• [THE REQUEST]: Identify the lines that contain the word "Naming", then copy them.

[Begin]

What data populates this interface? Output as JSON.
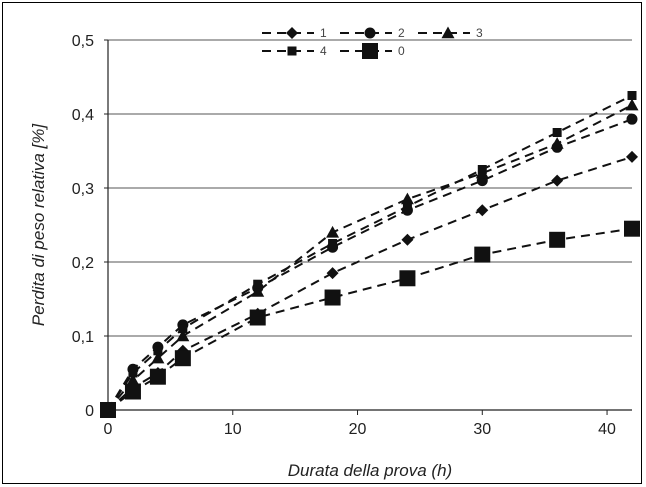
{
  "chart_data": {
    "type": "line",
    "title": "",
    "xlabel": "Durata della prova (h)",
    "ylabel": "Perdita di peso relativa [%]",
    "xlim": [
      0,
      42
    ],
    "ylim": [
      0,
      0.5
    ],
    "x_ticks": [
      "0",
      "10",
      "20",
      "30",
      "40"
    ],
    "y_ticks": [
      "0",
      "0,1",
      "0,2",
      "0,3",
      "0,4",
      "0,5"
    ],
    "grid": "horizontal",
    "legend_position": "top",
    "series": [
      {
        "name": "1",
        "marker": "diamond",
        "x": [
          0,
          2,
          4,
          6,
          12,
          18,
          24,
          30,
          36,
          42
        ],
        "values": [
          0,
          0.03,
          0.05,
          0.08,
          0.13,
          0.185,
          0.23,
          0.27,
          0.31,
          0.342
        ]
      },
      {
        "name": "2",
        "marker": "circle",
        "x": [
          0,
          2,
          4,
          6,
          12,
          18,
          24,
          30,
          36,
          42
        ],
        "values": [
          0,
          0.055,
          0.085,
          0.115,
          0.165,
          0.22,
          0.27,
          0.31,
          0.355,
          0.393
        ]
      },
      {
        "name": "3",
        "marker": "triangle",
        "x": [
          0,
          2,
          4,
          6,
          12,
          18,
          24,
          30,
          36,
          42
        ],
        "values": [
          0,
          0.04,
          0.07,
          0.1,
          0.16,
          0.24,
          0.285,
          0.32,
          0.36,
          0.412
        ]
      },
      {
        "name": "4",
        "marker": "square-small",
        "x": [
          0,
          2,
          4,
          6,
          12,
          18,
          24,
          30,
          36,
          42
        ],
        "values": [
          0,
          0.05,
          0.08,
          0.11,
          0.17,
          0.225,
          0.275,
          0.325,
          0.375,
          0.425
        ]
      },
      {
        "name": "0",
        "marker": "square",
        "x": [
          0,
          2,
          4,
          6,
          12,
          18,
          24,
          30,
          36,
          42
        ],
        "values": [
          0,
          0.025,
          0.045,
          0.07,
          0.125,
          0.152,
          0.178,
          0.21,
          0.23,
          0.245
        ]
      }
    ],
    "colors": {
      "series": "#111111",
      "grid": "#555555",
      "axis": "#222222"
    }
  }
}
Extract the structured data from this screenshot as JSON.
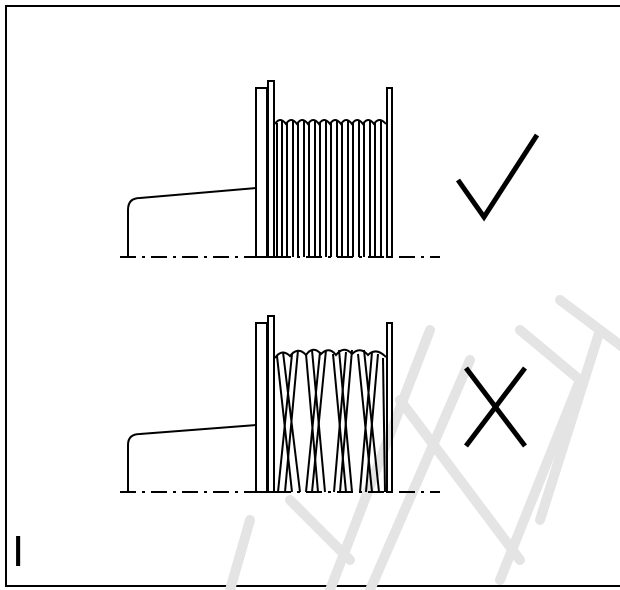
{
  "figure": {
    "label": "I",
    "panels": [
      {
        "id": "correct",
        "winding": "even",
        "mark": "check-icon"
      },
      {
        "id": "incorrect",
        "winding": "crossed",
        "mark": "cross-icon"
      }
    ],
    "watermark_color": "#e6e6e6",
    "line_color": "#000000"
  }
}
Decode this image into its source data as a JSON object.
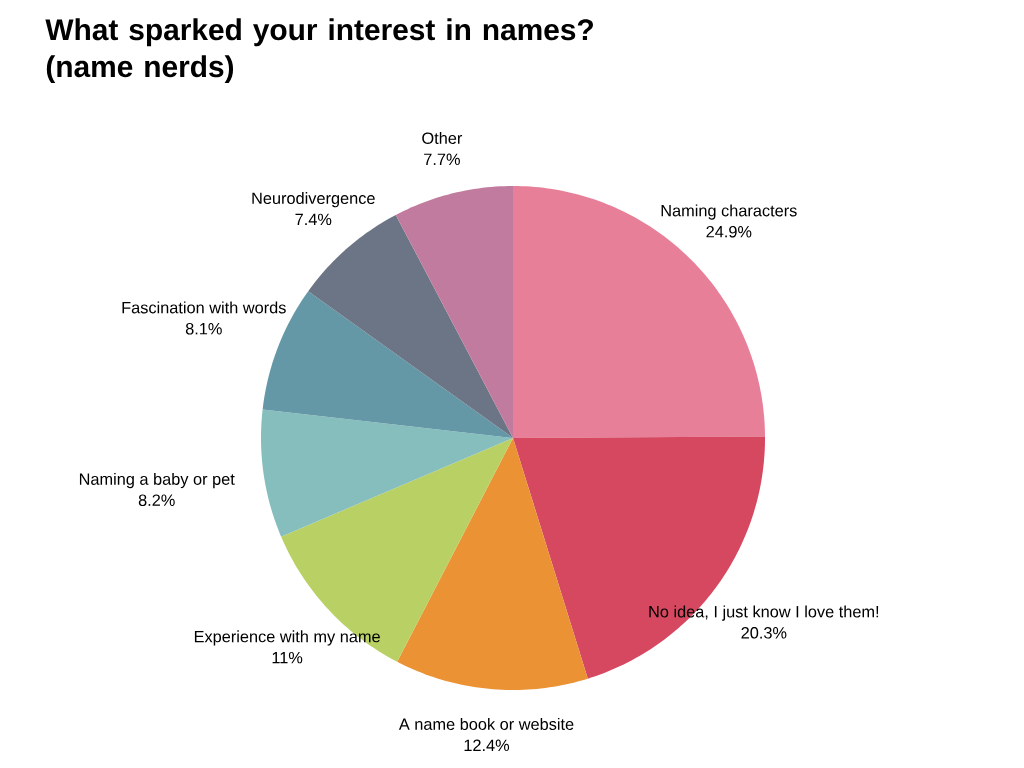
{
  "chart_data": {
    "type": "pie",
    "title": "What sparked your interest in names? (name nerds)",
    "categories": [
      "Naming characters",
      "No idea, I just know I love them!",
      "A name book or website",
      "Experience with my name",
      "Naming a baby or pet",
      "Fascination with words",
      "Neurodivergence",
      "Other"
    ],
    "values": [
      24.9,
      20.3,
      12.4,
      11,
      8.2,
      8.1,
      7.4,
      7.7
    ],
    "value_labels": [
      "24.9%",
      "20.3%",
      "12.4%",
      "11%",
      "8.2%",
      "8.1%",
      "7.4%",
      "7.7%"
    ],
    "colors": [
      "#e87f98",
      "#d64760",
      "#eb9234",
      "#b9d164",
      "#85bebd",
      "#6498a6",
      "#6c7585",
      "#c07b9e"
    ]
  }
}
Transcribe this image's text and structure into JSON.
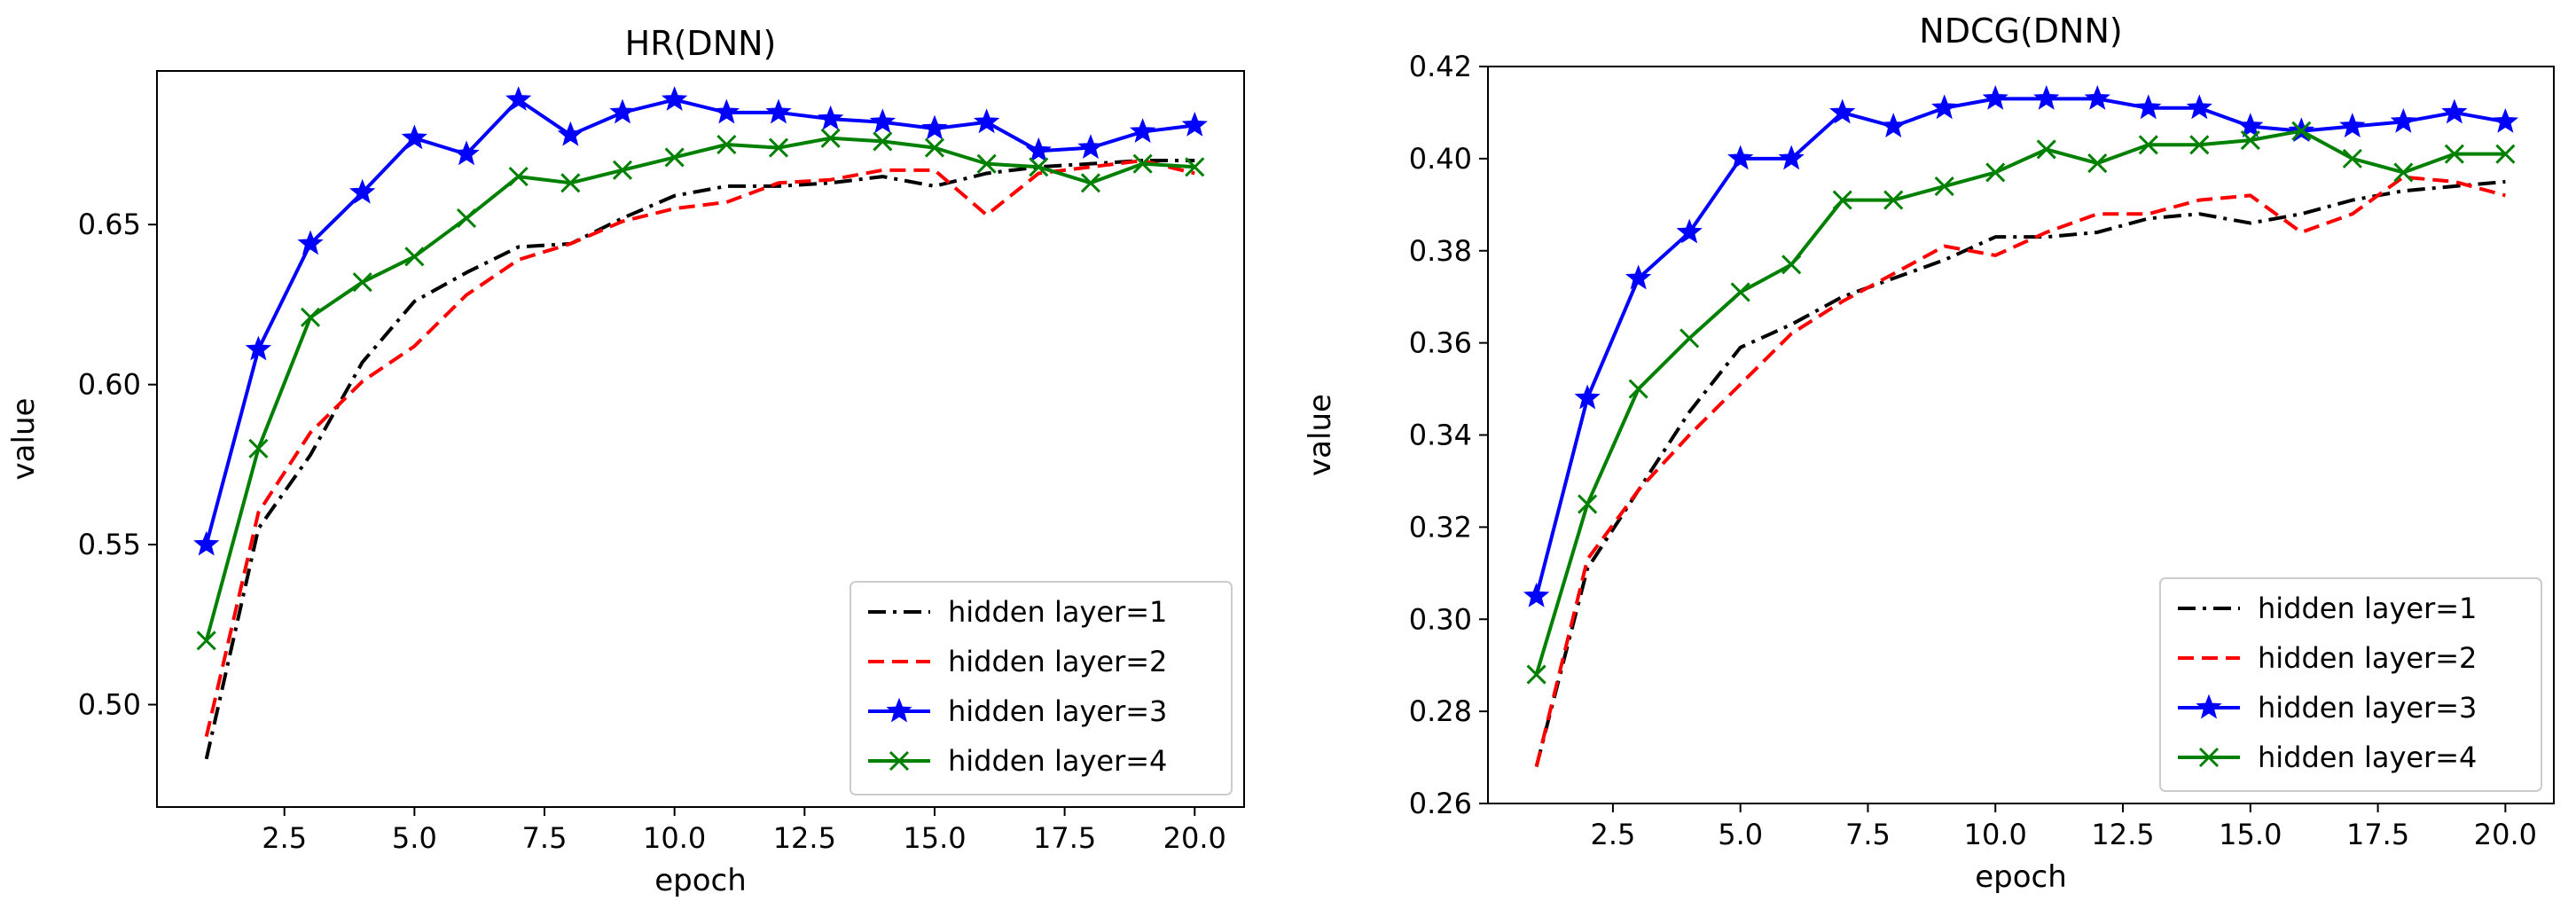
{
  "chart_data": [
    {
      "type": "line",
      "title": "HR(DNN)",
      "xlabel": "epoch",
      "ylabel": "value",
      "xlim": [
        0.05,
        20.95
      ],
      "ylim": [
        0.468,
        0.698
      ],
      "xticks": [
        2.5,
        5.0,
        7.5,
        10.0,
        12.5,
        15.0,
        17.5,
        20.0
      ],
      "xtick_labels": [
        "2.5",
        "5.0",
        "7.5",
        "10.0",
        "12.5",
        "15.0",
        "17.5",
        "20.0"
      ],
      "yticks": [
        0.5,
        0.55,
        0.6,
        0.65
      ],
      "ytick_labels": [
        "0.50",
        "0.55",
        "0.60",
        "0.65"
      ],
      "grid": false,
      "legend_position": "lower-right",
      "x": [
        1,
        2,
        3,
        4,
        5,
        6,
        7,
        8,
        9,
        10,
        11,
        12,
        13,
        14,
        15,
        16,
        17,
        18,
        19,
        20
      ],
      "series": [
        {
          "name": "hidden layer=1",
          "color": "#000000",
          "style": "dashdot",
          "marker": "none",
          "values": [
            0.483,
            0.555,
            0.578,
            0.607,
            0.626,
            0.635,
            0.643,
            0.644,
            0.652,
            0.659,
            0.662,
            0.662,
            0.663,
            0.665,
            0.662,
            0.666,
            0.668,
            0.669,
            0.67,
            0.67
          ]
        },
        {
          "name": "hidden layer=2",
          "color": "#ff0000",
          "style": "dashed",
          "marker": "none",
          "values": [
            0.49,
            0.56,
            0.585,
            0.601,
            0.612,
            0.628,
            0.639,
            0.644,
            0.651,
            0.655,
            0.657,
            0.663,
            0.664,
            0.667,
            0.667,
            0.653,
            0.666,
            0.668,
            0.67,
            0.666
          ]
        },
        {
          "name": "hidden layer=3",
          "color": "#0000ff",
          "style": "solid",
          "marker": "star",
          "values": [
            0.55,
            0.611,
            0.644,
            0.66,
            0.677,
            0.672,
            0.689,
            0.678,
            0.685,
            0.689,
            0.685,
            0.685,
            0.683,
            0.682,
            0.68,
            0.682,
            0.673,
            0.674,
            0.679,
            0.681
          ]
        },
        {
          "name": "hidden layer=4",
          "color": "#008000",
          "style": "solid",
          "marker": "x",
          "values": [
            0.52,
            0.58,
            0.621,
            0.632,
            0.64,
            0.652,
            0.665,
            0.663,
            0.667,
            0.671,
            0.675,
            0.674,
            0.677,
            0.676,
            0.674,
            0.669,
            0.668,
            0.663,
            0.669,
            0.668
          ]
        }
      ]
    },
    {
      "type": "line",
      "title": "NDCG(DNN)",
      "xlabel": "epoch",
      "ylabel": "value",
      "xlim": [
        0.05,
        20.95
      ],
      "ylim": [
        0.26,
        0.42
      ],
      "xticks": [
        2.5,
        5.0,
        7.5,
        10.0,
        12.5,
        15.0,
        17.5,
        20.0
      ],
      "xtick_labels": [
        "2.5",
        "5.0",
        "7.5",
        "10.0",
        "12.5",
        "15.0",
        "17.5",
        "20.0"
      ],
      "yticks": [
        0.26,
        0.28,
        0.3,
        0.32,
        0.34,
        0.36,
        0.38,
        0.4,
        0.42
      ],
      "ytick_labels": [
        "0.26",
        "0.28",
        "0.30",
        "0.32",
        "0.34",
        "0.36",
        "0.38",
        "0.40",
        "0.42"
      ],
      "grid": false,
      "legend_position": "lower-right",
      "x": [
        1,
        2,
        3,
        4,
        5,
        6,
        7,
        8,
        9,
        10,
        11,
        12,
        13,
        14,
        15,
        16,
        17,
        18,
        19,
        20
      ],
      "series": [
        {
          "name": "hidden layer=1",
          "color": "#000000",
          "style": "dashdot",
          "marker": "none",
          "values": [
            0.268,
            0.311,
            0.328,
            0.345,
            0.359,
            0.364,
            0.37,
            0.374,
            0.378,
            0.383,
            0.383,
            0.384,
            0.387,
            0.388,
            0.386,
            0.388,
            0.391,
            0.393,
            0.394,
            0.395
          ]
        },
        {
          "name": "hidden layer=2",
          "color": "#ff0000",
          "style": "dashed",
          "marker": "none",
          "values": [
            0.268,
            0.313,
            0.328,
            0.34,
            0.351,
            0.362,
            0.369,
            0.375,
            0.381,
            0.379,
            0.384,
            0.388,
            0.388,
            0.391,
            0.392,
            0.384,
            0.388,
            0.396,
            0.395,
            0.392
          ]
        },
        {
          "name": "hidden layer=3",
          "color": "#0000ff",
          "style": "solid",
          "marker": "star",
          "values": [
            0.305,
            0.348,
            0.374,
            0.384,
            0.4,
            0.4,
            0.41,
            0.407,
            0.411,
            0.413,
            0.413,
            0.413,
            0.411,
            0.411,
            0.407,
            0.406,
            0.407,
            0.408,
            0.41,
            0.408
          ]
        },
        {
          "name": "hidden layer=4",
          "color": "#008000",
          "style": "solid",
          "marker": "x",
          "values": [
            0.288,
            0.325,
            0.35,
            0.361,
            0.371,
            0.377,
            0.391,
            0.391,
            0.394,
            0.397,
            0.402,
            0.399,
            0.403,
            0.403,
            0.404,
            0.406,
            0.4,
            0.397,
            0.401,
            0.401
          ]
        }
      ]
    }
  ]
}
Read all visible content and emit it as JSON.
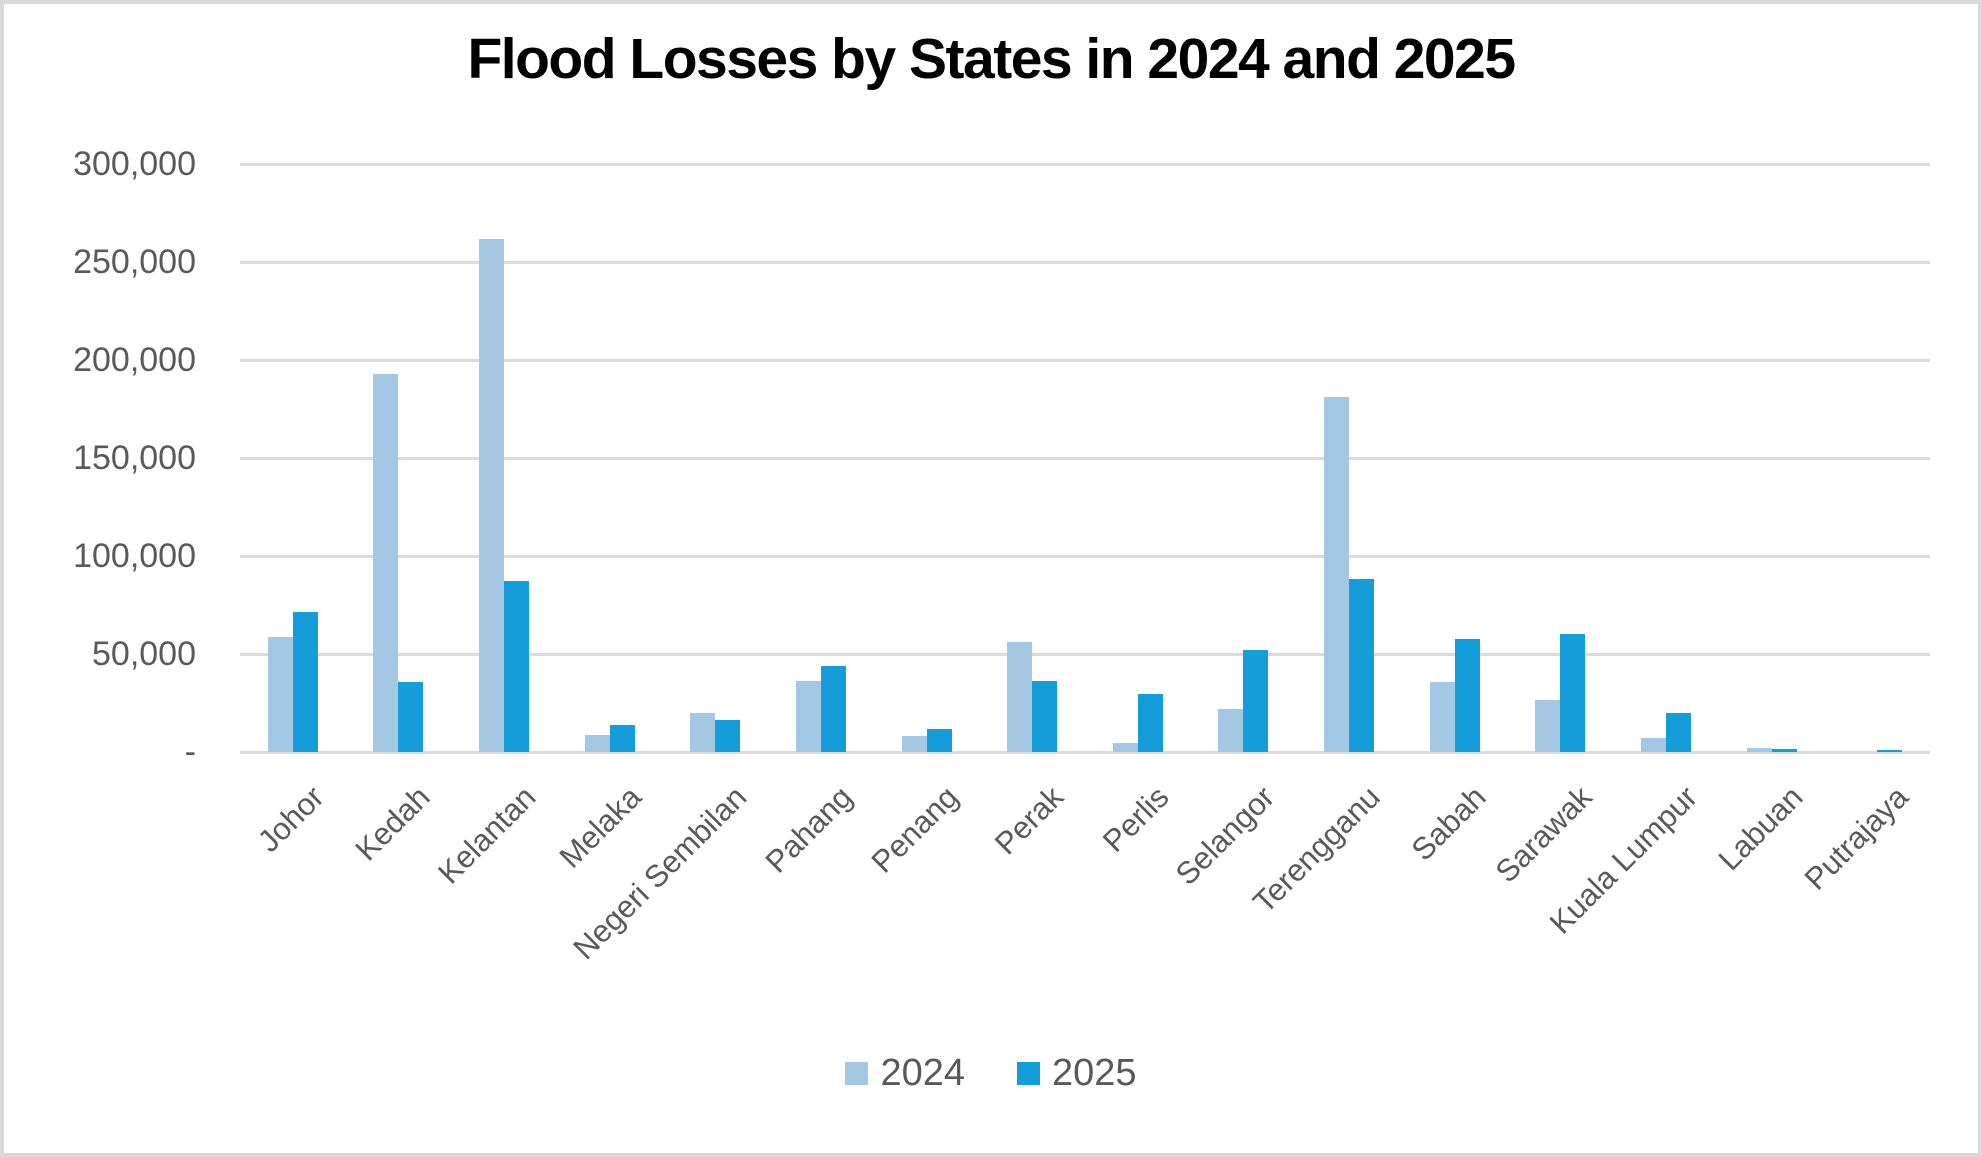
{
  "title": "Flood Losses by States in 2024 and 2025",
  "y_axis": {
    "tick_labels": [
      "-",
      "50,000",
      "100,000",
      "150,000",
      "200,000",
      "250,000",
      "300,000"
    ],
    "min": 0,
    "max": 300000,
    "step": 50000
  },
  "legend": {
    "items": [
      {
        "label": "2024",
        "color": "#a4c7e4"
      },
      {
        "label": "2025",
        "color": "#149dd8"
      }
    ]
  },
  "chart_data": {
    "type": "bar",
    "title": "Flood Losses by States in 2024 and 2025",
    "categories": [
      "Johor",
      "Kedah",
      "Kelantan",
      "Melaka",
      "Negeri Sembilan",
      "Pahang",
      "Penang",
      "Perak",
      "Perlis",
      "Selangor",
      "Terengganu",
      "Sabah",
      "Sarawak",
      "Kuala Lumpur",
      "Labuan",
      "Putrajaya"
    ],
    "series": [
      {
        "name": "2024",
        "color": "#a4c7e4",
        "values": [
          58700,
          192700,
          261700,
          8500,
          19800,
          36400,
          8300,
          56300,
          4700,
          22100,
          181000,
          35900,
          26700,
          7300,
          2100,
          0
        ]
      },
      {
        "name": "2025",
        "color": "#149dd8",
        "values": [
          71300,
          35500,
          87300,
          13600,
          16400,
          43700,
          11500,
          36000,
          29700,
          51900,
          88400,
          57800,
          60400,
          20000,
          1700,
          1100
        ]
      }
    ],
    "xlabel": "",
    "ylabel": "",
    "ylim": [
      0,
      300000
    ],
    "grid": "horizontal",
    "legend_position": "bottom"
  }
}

[End]

• [EXERCISE OUTPUT]:
      "Naming characters",
      "Naming a baby or pet",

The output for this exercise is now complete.